◆ GIVEN INSTRUCTION A
Translate the sentence "She knows I’m on my way." from the passage about the morning ride into Spanish.

◆ READING PASSAGE
|---|

Category Archives: animals

Dreamtime

Up earlier than dawn on a cool, crisp Autumn morning, I quickly pull on my breeches and a long sleeved ‘T’, eagerly anticipating a ride into the richness of another morning. I can hear Morgan whinnying in the barn — music to my ears. She knows I’m on my way. Always, at my first sighting of her, I feel a thrill at her beauty. Dark brown coat with a striking black mane and tail, well-toned muscles rippling at her slightest move, head held high, she is a perfect portrait of magnificence.

My first task is to brush her velvety smooth coat. It’s a way of silent connection and conversation between us. Morgan’s soft, brown eyes emanate kindness – unless, or course, someone takes her by surprise. Then the iris periscopes in and her look might start you thinking that it’s time to leave and quickly. We’ve been buddies for a quite a stretch of time and long ago I made the decision that I would set her free from harness and collar and ride bareback.

|---|

◆ THE INPUT

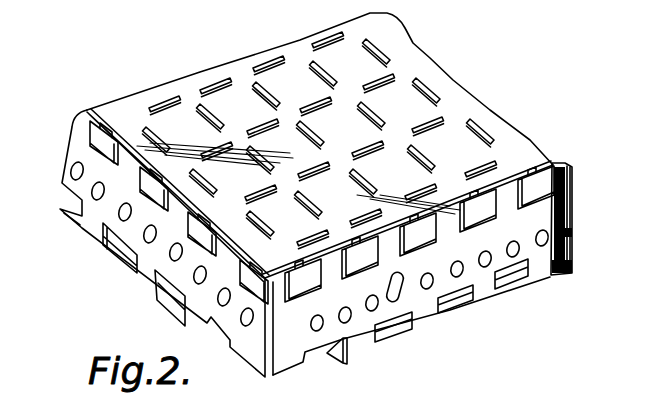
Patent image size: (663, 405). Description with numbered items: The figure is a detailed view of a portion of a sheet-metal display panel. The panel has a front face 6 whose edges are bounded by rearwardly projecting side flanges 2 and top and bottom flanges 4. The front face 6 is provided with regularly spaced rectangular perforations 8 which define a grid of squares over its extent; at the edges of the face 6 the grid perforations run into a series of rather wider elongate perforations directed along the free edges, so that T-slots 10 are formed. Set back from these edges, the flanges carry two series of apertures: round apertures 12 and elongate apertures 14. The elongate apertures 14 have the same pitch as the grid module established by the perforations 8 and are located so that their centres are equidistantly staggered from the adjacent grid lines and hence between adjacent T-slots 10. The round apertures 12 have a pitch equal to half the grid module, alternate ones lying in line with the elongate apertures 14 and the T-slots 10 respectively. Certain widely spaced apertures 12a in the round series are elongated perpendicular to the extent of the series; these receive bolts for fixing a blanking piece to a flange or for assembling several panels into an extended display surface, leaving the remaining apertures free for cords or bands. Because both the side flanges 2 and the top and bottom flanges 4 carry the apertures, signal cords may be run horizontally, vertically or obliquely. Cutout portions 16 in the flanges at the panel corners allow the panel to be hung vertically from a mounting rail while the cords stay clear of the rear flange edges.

The side flanges 2 is at (93, 235).
The top and bottom flanges 4 is at (543, 208).
The front face 6 is at (452, 88).
The rectangular perforations 8 is at (323, 76).
The T-slots 10 is at (100, 137).
The round apertures 12 is at (72, 170).
The elongated apertures 12a is at (395, 305).
The elongate apertures 14 is at (127, 258).
The cutout portions 16 is at (320, 355).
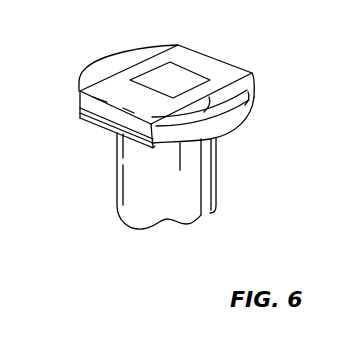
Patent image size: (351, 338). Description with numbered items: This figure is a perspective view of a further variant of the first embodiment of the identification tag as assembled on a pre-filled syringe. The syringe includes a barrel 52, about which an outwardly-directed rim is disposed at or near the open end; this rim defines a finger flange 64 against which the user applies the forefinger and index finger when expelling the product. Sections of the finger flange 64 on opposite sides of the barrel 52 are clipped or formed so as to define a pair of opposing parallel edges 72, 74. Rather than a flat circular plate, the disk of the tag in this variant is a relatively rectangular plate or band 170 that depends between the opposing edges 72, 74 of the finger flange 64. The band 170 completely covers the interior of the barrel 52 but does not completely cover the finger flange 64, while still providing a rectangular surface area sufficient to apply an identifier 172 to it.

The barrel 52 is at (210, 185).
The finger flange 64 is at (248, 110).
The opposing parallel edge 72 is at (80, 91).
The opposing parallel edge 74 is at (254, 76).
The band 170 is at (202, 62).
The identifier 172 is at (153, 75).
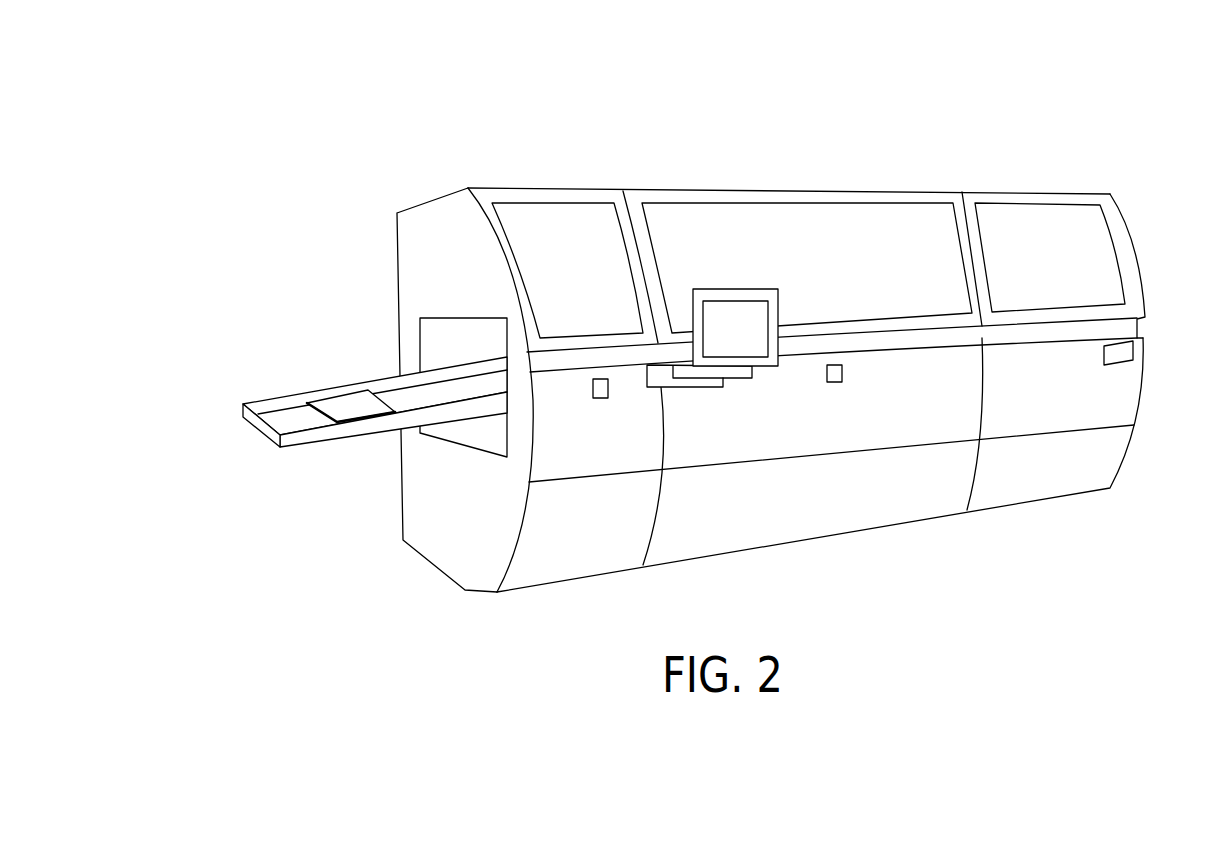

|---|

◆ GIVEN INSTRUCTION B
Duplicate the part of the records that opens with the line containing "Patent image size: (351, 338)." and runs through the end of the records, both ends included. Leave the pictures out.

◆ WRITTEN REPLY A
Ella sabe que voy en camino.

◆ WRITTEN REPLY B
Patent image size: (351, 338). Description with numbered items: This figure is a perspective view of a further variant of the first embodiment of the identification tag as assembled on a pre-filled syringe. The syringe includes a barrel 52, about which an outwardly-directed rim is disposed at or near the open end; this rim defines a finger flange 64 against which the user applies the forefinger and index finger when expelling the product. Sections of the finger flange 64 on opposite sides of the barrel 52 are clipped or formed so as to define a pair of opposing parallel edges 72, 74. Rather than a flat circular plate, the disk of the tag in this variant is a relatively rectangular plate or band 170 that depends between the opposing edges 72, 74 of the finger flange 64. The band 170 completely covers the interior of the barrel 52 but does not completely cover the finger flange 64, while still providing a rectangular surface area sufficient to apply an identifier 172 to it.

The barrel 52 is at (210, 185).
The finger flange 64 is at (248, 110).
The opposing parallel edge 72 is at (80, 91).
The opposing parallel edge 74 is at (254, 76).
The band 170 is at (202, 62).
The identifier 172 is at (153, 75).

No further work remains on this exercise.